Stored records:
▬▬▬▬▬▬
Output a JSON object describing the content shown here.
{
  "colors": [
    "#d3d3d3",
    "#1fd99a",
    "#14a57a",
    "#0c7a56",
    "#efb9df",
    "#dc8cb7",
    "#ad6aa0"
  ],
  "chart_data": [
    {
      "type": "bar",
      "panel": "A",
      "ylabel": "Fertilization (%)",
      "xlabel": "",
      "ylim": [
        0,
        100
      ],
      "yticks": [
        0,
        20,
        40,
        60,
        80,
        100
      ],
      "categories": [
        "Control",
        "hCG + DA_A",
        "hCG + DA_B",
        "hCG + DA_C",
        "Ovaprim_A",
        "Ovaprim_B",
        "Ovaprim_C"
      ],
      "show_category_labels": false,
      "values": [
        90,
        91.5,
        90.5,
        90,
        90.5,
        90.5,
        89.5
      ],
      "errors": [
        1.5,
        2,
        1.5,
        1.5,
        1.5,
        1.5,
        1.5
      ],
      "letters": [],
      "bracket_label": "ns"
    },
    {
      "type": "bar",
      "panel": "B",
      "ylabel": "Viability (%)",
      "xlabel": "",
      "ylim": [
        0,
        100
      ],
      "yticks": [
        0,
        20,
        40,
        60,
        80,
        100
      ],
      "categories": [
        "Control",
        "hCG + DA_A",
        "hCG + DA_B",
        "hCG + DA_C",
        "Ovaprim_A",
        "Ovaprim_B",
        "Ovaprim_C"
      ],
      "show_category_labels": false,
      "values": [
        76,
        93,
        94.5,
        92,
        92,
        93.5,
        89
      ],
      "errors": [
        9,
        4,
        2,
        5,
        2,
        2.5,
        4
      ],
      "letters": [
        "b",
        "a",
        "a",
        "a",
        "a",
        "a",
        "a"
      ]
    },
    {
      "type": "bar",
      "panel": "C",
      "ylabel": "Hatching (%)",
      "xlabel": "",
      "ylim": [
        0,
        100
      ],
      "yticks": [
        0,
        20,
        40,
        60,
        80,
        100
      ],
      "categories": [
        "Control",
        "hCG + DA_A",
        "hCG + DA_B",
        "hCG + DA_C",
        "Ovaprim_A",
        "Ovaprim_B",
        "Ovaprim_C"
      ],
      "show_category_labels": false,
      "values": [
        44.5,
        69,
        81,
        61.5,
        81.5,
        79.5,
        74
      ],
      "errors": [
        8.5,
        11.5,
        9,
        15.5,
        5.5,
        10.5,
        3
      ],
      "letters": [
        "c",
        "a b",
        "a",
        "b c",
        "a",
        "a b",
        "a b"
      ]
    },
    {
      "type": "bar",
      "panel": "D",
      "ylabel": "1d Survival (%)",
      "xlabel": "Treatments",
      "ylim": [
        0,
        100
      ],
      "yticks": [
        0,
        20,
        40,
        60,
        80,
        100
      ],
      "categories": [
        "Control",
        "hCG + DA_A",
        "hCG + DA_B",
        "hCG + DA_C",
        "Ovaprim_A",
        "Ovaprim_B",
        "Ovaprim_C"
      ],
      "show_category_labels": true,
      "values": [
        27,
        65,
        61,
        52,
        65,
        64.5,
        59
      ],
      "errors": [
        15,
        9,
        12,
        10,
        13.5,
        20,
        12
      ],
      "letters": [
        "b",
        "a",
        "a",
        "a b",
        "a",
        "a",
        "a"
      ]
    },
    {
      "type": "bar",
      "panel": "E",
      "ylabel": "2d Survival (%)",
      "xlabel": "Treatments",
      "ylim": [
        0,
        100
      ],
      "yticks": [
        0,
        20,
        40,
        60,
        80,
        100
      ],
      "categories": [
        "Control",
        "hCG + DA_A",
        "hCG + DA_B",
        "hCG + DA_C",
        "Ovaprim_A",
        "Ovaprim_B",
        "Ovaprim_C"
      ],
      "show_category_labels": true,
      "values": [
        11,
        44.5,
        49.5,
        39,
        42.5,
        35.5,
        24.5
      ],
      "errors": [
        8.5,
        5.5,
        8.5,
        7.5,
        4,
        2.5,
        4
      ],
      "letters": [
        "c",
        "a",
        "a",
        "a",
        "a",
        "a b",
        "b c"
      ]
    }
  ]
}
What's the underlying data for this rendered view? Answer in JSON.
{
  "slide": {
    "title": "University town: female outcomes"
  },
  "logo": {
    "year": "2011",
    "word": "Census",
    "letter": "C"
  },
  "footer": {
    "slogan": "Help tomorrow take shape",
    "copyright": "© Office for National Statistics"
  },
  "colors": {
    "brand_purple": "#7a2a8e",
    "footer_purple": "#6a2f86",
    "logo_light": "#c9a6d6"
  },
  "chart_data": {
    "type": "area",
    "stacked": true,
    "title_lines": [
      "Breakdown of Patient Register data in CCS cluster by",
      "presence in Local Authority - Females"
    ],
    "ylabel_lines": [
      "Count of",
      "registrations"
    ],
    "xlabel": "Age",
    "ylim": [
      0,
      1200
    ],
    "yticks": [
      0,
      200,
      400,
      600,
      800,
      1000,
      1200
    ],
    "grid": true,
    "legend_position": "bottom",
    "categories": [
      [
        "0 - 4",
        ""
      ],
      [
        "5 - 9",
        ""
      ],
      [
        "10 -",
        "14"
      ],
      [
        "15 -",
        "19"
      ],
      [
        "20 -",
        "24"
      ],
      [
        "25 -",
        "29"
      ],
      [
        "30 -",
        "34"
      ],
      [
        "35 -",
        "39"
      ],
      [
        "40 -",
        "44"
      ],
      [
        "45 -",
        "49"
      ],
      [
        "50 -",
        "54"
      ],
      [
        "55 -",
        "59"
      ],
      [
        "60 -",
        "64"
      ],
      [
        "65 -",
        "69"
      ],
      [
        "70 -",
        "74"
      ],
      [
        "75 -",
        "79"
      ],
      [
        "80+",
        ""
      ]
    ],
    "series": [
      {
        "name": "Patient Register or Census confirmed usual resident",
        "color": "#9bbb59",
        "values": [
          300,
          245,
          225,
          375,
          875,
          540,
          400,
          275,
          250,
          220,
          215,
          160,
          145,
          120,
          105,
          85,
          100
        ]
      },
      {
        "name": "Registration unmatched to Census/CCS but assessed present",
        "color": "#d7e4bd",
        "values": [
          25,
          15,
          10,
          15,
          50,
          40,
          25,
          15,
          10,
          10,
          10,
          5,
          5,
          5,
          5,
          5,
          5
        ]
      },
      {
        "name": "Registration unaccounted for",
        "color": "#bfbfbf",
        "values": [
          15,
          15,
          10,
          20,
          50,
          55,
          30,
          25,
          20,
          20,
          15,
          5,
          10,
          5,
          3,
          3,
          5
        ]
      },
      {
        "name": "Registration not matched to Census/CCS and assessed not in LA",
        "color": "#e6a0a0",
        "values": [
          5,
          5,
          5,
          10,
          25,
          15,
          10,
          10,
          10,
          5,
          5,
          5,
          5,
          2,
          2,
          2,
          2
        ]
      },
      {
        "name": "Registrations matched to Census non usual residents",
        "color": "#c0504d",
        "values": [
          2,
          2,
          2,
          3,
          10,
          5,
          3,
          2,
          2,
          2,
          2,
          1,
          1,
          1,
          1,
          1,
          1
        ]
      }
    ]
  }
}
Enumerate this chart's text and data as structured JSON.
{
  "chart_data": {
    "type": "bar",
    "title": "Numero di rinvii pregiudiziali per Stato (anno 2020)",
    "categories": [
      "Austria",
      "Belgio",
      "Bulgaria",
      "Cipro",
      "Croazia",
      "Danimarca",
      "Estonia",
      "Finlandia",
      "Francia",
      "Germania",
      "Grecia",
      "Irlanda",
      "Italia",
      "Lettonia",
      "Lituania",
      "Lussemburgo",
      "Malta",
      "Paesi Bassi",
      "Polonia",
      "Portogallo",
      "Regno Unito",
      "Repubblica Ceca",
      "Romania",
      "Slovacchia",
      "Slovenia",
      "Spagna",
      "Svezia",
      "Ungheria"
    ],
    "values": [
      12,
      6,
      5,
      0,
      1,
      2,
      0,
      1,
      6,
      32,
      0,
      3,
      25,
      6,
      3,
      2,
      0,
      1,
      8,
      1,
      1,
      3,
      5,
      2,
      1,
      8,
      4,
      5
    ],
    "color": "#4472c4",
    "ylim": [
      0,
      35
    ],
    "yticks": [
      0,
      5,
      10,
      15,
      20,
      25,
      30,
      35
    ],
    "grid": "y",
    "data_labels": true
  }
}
▬▬▬▬▬▬
TASK DESCRIPTION:
In the entries above, find the line containing "Enumerate this chart's". Set down that line and every line after it through the last one, exactly and alone.

WRITTEN ANSWER:
Enumerate this chart's text and data as structured JSON.
{
  "chart_data": {
    "type": "bar",
    "title": "Numero di rinvii pregiudiziali per Stato (anno 2020)",
    "categories": [
      "Austria",
      "Belgio",
      "Bulgaria",
      "Cipro",
      "Croazia",
      "Danimarca",
      "Estonia",
      "Finlandia",
      "Francia",
      "Germania",
      "Grecia",
      "Irlanda",
      "Italia",
      "Lettonia",
      "Lituania",
      "Lussemburgo",
      "Malta",
      "Paesi Bassi",
      "Polonia",
      "Portogallo",
      "Regno Unito",
      "Repubblica Ceca",
      "Romania",
      "Slovacchia",
      "Slovenia",
      "Spagna",
      "Svezia",
      "Ungheria"
    ],
    "values": [
      12,
      6,
      5,
      0,
      1,
      2,
      0,
      1,
      6,
      32,
      0,
      3,
      25,
      6,
      3,
      2,
      0,
      1,
      8,
      1,
      1,
      3,
      5,
      2,
      1,
      8,
      4,
      5
    ],
    "color": "#4472c4",
    "ylim": [
      0,
      35
    ],
    "yticks": [
      0,
      5,
      10,
      15,
      20,
      25,
      30,
      35
    ],
    "grid": "y",
    "data_labels": true
  }
}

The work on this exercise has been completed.